__GIVEN ENTRIES__:

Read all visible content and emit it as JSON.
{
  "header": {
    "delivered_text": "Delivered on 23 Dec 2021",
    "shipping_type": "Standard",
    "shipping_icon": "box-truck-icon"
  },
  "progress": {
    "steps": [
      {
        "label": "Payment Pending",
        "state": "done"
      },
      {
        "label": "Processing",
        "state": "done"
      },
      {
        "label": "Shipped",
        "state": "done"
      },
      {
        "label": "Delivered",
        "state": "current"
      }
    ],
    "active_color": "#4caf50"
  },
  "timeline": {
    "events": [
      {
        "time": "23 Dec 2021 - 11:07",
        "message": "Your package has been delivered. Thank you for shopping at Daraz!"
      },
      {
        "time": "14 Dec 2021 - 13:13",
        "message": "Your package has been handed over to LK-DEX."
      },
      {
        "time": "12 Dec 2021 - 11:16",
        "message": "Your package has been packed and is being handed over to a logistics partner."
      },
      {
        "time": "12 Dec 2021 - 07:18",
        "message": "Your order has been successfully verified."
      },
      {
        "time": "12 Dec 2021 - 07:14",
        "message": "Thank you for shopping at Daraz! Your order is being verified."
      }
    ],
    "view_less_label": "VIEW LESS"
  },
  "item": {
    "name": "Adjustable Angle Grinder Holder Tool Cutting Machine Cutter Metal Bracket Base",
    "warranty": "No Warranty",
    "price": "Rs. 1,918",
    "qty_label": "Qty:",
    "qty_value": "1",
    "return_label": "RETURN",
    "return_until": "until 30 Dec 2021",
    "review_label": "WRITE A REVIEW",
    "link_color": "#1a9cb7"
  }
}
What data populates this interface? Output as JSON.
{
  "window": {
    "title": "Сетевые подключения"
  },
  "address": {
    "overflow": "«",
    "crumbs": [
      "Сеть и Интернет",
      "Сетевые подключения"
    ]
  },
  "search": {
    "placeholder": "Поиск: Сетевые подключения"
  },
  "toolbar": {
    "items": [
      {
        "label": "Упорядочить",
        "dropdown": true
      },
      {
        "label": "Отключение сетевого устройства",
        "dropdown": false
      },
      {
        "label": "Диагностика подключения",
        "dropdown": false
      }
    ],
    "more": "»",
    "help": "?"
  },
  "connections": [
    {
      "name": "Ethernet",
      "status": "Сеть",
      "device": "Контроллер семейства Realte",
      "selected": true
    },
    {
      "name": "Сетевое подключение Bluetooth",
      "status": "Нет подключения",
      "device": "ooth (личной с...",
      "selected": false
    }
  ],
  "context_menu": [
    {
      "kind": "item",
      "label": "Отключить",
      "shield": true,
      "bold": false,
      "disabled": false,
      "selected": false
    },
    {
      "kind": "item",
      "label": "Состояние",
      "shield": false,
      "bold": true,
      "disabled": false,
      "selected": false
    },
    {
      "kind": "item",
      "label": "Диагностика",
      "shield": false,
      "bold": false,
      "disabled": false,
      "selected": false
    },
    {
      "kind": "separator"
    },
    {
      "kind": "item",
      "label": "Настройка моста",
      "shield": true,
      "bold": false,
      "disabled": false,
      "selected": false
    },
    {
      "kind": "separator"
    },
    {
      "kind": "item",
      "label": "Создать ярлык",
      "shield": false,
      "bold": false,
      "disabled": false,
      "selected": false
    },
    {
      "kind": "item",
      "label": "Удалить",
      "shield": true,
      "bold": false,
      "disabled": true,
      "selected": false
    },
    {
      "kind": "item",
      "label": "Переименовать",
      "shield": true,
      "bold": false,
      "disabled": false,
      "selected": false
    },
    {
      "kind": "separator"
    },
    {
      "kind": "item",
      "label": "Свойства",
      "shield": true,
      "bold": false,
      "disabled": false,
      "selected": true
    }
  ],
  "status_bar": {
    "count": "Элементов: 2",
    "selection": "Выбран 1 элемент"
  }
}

__GIVEN INSTRUCTION__: Looking at the material above, count the lines containing the string "message" and reply with the count alone.

__FULL ANSWER__: 5